TASK GOAL >> Which lines hold the string "desc"? Copy every one of them.

DATA SUPPLIED >>
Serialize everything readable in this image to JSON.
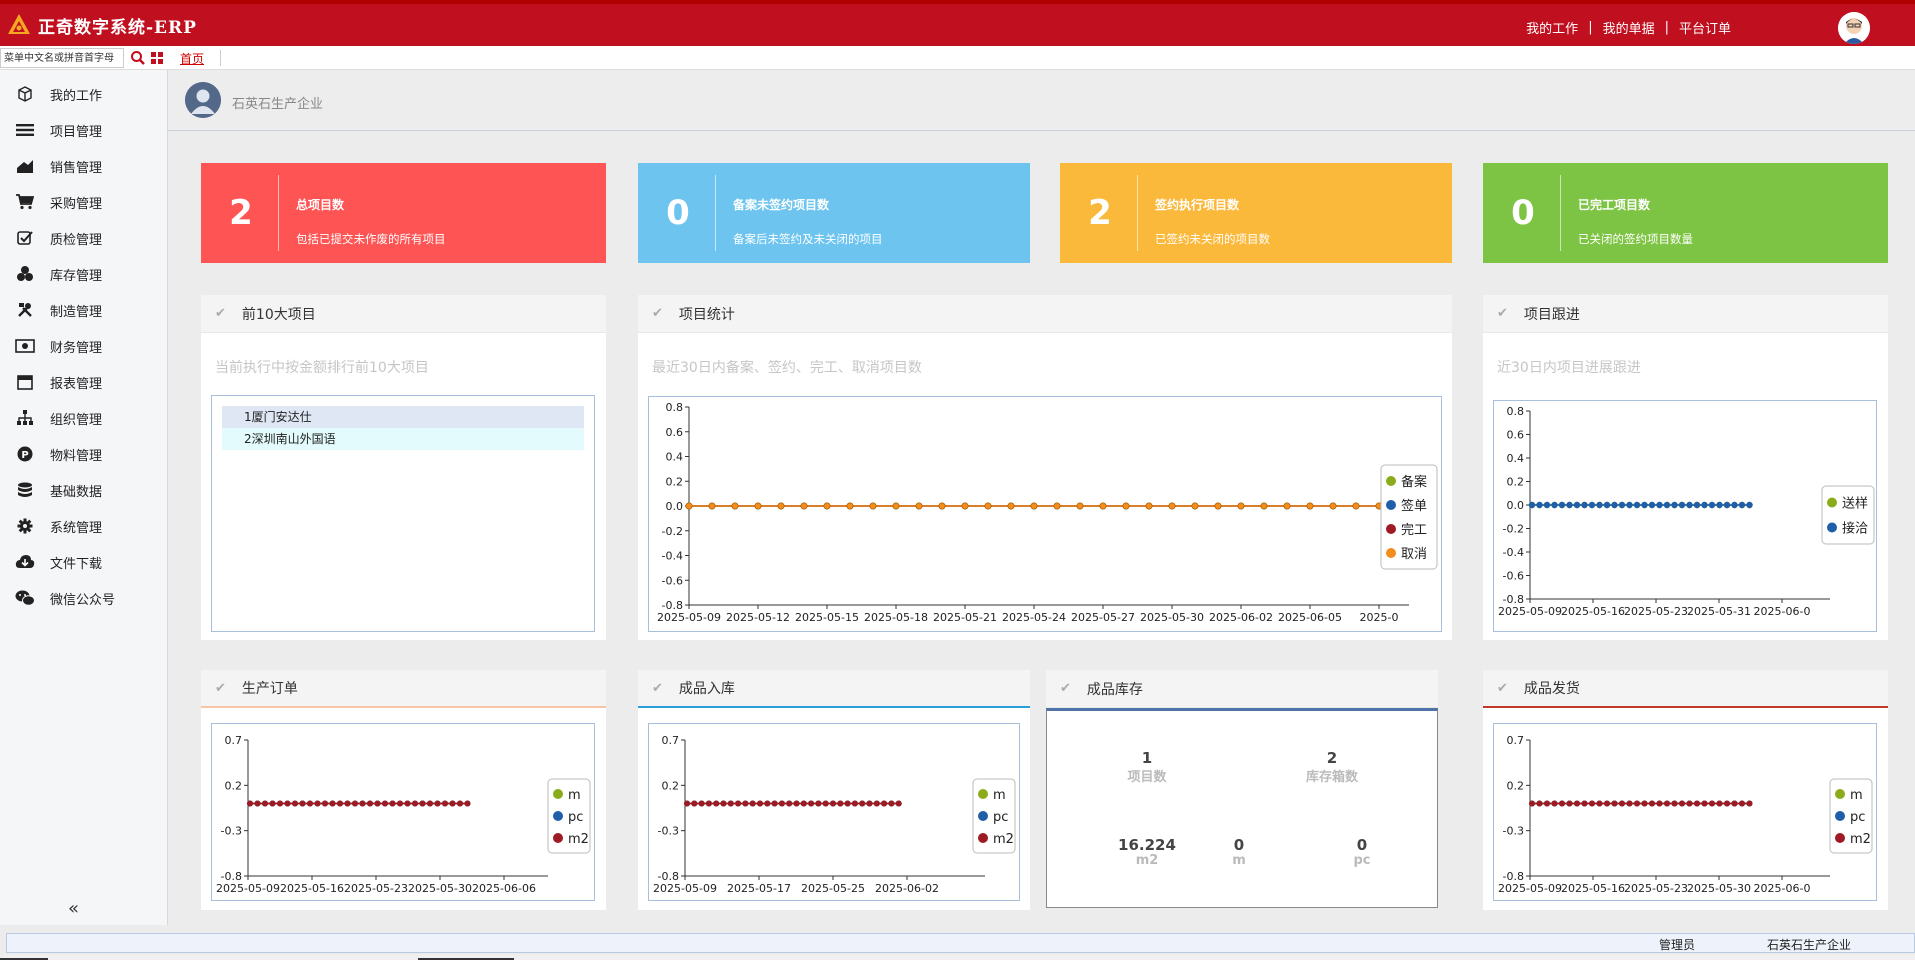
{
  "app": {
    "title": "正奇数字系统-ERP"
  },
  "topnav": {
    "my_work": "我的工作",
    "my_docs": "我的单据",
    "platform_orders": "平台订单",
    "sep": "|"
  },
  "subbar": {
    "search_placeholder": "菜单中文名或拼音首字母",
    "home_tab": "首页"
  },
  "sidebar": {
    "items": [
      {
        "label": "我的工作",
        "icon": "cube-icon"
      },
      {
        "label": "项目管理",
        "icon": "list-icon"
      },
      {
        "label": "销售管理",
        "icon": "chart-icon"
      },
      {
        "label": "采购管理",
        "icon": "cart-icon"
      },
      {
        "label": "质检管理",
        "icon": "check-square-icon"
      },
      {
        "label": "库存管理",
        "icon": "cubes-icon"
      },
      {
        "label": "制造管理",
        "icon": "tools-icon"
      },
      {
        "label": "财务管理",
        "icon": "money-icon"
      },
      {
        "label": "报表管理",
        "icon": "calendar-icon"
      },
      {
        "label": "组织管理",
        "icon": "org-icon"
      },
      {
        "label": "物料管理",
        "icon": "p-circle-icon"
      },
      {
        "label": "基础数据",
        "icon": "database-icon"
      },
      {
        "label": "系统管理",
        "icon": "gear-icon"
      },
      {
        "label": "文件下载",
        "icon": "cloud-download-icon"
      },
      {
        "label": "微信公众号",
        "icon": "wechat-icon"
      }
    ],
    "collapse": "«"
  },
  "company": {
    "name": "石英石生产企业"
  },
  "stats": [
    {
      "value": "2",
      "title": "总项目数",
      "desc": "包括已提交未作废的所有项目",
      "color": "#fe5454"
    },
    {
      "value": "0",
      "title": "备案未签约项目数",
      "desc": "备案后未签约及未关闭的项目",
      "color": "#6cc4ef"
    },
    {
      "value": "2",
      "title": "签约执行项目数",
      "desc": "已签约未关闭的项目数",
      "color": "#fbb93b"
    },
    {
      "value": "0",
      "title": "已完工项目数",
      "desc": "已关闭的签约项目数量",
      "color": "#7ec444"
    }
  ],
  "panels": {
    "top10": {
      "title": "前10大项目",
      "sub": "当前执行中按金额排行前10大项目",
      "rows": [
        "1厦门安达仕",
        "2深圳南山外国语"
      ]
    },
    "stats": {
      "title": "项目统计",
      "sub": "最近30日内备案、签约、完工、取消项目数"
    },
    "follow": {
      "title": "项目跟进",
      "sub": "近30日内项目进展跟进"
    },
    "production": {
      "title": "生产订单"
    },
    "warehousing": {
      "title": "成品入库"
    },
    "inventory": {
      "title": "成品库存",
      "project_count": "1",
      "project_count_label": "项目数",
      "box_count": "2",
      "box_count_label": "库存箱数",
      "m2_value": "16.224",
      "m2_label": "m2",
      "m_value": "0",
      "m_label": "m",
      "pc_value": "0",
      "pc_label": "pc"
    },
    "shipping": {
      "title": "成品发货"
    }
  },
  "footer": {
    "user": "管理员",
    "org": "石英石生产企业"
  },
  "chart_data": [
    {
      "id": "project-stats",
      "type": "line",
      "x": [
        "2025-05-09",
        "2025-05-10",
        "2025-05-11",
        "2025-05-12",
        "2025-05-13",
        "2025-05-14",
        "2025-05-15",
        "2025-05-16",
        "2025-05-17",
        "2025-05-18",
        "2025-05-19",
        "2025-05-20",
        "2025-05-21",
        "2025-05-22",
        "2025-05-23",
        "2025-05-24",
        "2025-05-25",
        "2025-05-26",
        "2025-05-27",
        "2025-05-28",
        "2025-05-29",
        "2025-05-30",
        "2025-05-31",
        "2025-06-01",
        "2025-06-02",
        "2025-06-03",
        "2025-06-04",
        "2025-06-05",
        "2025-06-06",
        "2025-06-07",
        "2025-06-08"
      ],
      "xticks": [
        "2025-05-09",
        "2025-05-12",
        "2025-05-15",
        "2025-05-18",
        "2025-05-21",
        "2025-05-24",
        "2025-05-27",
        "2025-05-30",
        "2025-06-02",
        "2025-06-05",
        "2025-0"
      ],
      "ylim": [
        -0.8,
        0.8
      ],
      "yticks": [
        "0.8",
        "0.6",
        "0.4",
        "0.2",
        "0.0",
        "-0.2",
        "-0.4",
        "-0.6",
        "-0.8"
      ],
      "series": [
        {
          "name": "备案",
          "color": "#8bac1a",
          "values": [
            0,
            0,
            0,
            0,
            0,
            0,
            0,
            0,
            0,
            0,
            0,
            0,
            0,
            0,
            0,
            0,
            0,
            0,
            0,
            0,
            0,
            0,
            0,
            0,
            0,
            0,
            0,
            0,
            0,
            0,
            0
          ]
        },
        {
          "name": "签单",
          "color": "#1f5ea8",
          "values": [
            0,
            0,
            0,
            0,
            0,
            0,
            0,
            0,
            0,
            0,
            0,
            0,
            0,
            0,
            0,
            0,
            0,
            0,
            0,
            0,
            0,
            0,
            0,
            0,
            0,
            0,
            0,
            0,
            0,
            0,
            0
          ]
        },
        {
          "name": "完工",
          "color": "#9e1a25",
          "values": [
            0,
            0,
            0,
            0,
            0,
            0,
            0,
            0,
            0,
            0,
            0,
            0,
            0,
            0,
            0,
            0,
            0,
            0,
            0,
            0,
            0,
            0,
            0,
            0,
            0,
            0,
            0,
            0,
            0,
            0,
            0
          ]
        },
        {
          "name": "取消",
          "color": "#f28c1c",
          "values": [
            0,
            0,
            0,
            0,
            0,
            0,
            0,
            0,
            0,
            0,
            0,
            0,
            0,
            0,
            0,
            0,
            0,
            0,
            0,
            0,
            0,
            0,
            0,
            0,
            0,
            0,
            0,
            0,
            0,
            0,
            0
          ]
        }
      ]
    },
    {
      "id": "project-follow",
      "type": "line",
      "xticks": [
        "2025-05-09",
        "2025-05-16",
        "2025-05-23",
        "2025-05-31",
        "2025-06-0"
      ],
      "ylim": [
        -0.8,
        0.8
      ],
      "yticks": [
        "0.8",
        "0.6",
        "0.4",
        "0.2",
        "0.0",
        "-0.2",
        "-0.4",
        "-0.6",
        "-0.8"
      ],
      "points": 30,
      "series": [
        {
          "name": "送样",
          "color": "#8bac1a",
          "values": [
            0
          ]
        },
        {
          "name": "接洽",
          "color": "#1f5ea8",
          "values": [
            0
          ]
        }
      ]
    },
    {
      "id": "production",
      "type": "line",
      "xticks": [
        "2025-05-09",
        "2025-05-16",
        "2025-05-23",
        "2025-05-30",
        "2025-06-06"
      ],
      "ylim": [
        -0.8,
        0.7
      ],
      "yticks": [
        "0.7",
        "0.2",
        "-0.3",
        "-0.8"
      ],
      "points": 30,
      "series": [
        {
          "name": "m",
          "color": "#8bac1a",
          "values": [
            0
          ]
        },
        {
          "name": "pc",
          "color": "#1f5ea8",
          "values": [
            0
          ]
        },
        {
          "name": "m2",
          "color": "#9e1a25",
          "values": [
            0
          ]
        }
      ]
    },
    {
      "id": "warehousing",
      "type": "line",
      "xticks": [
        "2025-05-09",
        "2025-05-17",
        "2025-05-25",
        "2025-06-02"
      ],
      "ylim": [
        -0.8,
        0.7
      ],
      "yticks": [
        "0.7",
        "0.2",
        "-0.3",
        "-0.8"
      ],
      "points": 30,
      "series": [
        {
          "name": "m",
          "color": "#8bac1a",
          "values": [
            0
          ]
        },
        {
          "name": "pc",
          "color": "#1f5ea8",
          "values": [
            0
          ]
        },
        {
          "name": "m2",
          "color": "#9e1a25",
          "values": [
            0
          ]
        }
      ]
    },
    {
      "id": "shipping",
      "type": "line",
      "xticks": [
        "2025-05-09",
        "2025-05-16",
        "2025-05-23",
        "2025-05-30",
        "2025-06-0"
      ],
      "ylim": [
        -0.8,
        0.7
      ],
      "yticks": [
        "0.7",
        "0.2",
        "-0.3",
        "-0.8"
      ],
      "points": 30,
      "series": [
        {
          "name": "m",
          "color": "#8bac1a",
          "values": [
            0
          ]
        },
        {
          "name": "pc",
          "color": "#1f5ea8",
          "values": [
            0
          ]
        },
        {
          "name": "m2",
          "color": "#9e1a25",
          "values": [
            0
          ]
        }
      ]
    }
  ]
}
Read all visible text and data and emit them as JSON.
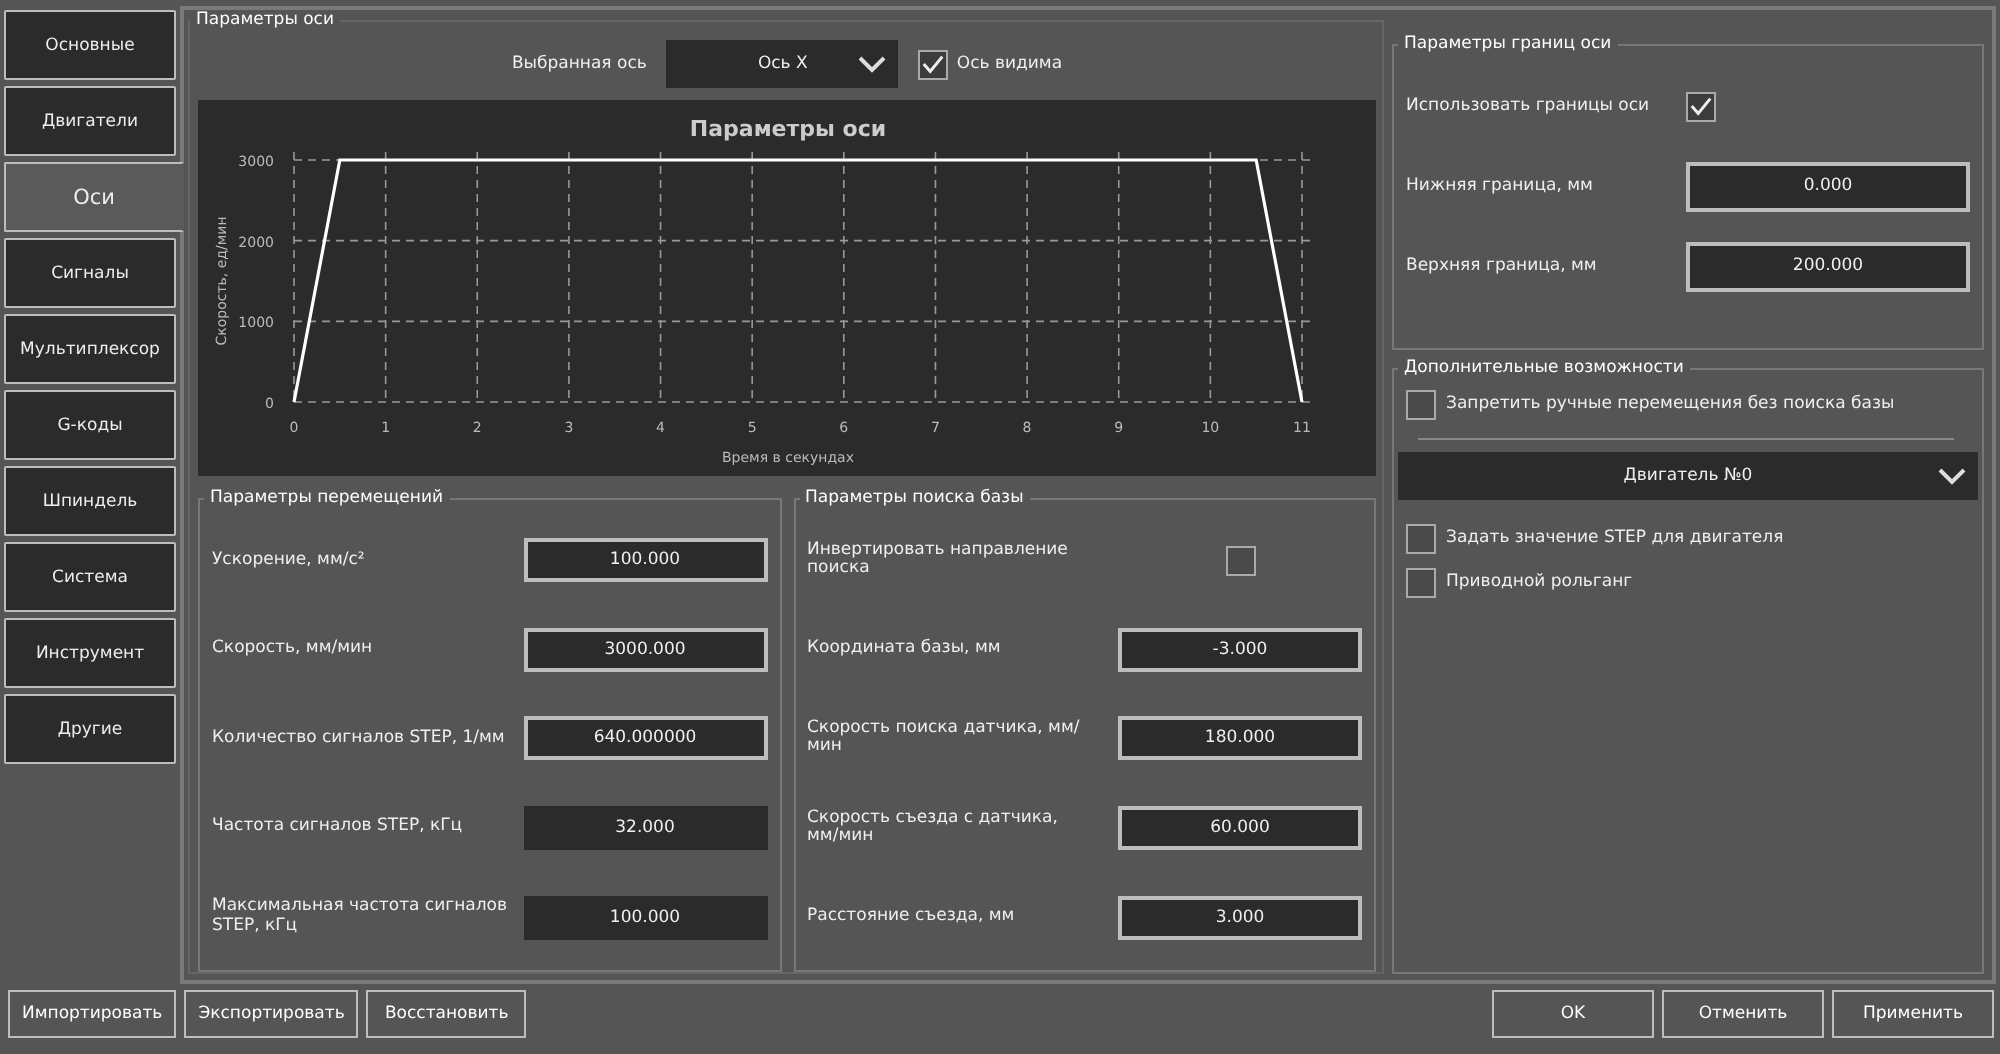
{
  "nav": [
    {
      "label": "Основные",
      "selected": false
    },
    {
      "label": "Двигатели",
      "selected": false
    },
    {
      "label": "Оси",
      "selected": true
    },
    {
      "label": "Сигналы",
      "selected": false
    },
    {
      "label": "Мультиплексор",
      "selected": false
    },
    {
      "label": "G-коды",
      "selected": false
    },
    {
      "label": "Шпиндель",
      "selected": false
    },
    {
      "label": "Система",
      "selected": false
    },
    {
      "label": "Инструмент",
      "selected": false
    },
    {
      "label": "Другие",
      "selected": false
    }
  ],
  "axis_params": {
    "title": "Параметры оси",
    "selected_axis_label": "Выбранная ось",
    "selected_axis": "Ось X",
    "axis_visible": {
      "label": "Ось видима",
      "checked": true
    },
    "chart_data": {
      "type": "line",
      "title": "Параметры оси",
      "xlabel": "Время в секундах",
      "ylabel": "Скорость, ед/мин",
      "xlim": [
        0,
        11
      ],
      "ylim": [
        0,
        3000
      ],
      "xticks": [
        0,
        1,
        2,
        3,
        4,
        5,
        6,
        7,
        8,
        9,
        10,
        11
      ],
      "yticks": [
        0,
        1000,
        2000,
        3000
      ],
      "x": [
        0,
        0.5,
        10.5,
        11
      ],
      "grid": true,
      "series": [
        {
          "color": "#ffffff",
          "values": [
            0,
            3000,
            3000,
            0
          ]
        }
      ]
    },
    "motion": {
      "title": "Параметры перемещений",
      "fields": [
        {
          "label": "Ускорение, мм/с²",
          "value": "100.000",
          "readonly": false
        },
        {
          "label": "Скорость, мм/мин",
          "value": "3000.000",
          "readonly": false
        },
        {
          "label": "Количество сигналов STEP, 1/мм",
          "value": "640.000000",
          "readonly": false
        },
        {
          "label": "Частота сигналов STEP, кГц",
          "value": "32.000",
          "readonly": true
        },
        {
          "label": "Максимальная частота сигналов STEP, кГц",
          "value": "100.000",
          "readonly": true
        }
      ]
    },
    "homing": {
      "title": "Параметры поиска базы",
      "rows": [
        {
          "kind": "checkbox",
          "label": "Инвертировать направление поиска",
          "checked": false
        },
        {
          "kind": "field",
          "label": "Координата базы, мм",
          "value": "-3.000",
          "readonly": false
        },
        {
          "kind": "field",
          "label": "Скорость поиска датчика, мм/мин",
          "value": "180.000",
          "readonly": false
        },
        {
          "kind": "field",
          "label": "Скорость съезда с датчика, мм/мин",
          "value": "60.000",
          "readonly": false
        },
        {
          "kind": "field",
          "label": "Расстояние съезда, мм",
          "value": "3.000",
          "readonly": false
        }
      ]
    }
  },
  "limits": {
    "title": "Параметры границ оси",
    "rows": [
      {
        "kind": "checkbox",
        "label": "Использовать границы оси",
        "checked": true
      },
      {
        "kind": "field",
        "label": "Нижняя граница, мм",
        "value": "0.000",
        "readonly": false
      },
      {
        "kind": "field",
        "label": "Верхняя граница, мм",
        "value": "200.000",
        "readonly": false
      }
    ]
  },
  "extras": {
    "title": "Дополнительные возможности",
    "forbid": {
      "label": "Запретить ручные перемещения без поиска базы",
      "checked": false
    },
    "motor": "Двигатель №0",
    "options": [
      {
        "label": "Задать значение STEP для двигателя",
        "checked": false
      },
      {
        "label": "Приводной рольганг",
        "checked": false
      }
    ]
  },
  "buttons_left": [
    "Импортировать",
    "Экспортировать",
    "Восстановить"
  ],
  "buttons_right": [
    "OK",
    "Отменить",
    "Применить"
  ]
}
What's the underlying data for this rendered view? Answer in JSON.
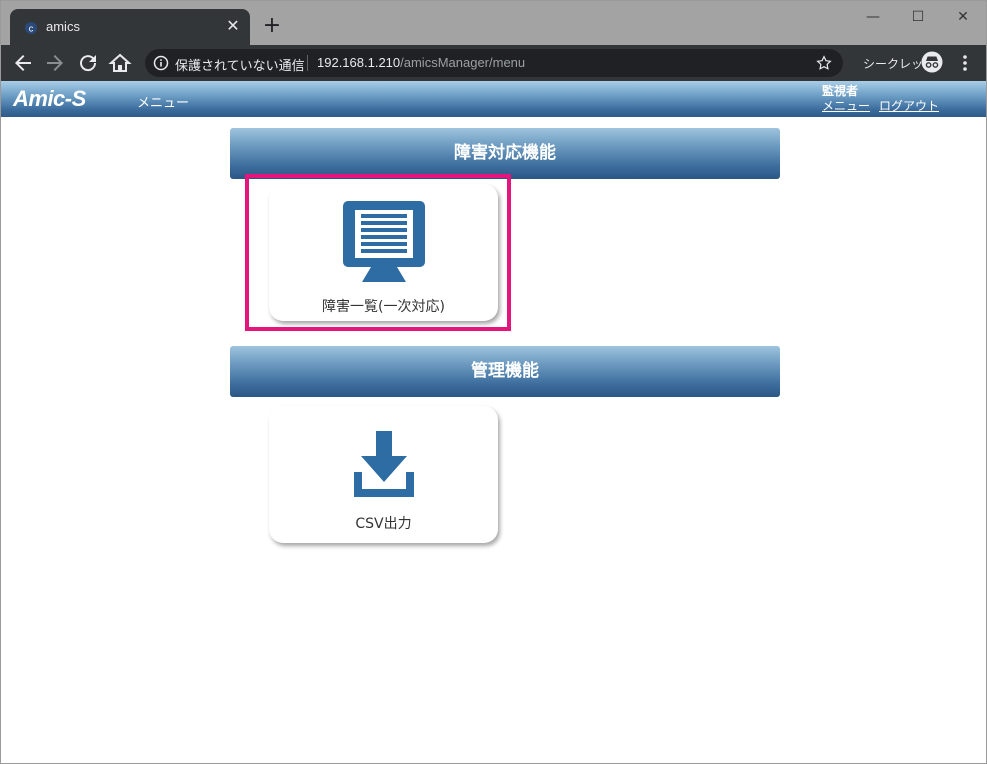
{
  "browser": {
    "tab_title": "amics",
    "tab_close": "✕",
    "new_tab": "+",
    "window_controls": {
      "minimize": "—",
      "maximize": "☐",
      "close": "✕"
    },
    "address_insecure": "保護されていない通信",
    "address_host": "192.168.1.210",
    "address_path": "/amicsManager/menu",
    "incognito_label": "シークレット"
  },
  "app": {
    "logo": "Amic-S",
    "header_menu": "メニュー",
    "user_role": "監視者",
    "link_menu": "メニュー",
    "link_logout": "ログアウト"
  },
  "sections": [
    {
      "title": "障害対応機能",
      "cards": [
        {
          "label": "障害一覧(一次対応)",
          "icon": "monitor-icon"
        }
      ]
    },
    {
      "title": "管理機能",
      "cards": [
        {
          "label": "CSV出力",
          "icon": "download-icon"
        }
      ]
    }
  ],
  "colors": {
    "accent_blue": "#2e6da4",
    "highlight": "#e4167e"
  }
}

RESPONSE TO THIS EXERCISE >>
      "desc": "包括已提交未作废的所有项目",
      "desc": "备案后未签约及未关闭的项目",
      "desc": "已签约未关闭的项目数",
      "desc": "已关闭的签约项目数量",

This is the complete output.